Chart and figure data:

*-*-*

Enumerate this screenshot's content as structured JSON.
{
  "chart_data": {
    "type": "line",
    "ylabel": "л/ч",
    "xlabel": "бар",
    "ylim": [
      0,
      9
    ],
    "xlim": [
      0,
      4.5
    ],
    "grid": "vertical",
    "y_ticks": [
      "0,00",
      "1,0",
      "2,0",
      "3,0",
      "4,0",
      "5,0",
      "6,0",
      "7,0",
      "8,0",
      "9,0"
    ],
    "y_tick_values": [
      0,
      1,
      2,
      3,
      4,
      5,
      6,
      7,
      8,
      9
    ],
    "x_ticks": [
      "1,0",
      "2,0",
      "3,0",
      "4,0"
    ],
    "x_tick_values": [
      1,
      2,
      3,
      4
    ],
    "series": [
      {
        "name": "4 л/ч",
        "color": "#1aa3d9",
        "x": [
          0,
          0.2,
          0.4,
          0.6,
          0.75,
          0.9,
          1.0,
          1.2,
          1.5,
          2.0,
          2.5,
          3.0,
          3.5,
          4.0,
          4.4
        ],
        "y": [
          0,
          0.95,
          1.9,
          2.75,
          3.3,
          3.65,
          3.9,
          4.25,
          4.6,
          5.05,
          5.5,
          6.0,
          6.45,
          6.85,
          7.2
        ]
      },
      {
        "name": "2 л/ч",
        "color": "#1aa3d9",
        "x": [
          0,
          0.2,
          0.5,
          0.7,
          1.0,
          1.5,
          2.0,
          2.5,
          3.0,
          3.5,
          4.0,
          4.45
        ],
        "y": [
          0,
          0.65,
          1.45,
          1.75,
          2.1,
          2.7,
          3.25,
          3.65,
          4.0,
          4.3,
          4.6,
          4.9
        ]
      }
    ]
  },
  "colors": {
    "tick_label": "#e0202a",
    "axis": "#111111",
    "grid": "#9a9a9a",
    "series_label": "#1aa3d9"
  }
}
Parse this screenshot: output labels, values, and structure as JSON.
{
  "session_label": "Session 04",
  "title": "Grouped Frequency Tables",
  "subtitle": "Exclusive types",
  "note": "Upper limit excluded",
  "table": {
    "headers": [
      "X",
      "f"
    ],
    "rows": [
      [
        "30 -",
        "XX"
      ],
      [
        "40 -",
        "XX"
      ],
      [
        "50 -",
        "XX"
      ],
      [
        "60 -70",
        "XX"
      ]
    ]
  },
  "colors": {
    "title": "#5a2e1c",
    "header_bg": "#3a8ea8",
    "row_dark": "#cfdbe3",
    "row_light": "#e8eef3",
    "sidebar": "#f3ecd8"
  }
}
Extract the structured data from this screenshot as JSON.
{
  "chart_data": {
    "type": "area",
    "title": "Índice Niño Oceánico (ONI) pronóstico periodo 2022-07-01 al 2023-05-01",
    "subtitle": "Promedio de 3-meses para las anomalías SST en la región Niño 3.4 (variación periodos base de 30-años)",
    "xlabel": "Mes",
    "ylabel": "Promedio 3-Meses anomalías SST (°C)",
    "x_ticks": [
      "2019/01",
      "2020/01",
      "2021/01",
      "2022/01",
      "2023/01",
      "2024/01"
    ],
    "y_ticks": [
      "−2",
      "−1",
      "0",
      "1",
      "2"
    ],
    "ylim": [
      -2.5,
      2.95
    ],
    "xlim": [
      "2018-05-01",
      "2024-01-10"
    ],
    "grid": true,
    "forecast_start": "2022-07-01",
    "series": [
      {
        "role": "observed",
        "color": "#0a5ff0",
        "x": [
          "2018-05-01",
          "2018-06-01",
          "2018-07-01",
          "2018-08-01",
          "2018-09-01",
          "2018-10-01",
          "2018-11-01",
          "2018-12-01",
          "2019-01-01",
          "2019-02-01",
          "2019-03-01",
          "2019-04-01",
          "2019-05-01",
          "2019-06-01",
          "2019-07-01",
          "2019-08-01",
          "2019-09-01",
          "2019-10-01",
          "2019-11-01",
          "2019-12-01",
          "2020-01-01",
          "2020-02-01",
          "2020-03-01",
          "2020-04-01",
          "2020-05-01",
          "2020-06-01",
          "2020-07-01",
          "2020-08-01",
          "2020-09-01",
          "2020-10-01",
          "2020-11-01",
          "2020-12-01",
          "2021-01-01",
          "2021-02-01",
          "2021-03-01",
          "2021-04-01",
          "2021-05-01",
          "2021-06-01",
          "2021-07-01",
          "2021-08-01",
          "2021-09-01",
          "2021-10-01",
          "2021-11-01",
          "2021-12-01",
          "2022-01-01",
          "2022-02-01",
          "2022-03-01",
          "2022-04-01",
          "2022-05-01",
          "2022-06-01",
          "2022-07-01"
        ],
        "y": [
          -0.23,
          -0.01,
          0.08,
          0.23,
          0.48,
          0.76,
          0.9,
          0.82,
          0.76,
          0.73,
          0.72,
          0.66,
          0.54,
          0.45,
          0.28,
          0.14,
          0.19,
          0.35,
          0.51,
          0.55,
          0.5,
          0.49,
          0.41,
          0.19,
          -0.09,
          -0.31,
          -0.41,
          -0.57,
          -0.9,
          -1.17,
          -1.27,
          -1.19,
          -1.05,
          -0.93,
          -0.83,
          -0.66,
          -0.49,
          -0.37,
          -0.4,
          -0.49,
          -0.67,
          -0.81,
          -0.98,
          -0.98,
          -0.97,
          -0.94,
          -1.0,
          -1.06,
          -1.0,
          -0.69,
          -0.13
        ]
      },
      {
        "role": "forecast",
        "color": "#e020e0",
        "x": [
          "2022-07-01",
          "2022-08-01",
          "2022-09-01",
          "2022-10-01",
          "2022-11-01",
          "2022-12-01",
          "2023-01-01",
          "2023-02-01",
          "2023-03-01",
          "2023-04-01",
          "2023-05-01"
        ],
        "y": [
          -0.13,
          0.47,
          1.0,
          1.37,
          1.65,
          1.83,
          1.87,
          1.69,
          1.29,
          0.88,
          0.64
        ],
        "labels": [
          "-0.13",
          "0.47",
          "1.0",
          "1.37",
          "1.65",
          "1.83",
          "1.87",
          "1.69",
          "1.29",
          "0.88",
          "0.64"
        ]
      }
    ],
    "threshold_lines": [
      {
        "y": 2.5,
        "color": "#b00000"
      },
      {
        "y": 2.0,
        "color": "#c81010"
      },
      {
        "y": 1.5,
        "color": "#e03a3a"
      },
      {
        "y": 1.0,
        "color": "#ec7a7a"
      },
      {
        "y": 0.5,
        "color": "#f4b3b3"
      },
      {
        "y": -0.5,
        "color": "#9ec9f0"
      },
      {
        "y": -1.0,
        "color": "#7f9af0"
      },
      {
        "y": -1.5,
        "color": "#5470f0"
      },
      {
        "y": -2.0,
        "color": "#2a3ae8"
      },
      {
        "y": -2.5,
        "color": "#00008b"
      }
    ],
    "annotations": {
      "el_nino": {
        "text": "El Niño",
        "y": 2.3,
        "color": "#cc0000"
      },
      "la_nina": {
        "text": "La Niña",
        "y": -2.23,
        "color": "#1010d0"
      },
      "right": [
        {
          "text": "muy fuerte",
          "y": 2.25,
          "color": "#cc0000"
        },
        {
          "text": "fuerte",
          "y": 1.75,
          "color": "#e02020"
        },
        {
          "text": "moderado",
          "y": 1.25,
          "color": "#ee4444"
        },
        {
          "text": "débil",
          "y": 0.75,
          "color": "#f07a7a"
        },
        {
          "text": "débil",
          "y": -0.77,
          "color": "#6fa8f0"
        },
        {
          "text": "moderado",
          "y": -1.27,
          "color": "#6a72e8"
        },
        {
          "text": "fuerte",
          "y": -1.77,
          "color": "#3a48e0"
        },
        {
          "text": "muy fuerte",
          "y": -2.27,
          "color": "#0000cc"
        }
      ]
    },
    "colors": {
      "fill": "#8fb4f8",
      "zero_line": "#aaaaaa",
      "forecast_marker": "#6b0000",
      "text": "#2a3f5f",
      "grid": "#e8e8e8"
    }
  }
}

*-*-*

WHAT THE EXERCISE ASKS =
Go through the listing above and pull out each line containing the word "JSON".

EXERCISE OUTPUT =
Enumerate this screenshot's content as structured JSON.
Parse this screenshot: output labels, values, and structure as JSON.
Extract the structured data from this screenshot as JSON.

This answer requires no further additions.